— What is expected —
Find how many lines hold the word "Finaled". Give only the number.

Records contained in a dataset
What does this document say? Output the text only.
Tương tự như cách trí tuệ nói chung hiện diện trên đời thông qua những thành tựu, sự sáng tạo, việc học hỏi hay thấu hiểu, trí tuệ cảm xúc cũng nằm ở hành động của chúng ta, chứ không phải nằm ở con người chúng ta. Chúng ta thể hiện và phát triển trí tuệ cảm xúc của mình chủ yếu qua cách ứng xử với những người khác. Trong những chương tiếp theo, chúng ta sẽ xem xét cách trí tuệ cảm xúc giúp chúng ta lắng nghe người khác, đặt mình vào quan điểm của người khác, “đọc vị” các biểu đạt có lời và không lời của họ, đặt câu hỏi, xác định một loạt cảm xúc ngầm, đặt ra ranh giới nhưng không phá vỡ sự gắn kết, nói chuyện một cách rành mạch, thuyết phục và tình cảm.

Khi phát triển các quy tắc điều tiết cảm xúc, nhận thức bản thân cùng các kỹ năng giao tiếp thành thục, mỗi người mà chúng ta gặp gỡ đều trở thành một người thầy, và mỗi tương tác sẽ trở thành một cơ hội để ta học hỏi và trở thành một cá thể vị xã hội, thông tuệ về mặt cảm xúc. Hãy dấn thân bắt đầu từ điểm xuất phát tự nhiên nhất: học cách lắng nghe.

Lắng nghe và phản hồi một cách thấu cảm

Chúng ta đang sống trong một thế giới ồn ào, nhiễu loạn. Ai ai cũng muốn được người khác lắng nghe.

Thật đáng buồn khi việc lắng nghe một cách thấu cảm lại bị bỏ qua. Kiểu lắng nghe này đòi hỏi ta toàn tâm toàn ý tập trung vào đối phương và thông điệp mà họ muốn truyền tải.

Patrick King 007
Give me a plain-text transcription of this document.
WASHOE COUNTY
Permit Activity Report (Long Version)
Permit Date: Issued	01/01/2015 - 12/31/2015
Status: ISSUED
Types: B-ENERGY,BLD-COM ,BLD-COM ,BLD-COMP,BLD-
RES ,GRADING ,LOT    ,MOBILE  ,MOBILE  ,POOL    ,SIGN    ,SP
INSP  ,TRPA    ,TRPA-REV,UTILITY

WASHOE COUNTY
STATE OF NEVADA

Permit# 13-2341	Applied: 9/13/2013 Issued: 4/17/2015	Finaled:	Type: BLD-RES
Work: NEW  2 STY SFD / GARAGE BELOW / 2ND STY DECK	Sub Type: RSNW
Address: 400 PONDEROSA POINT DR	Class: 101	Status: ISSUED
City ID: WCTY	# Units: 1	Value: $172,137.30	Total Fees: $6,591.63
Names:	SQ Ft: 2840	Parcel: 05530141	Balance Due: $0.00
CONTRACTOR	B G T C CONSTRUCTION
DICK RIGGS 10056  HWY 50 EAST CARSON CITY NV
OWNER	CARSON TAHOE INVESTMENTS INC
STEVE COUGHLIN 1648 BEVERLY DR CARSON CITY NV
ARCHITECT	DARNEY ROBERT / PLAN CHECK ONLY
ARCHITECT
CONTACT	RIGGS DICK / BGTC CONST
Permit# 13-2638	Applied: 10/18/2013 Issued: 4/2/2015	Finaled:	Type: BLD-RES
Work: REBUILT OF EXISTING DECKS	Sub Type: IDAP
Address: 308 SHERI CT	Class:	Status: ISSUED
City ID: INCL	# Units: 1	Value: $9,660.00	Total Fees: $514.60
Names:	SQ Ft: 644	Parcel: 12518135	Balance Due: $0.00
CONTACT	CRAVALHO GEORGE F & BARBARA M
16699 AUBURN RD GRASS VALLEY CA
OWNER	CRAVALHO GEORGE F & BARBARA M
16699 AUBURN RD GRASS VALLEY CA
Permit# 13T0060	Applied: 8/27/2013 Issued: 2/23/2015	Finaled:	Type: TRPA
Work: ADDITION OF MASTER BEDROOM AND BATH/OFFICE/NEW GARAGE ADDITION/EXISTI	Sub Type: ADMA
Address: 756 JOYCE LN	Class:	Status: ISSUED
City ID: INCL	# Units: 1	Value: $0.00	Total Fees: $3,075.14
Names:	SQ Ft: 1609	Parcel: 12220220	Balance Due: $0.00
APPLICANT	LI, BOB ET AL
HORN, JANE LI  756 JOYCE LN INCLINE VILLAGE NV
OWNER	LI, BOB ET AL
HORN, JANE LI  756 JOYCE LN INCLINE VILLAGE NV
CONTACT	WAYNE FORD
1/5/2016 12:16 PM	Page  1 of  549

— Finished exercise —
3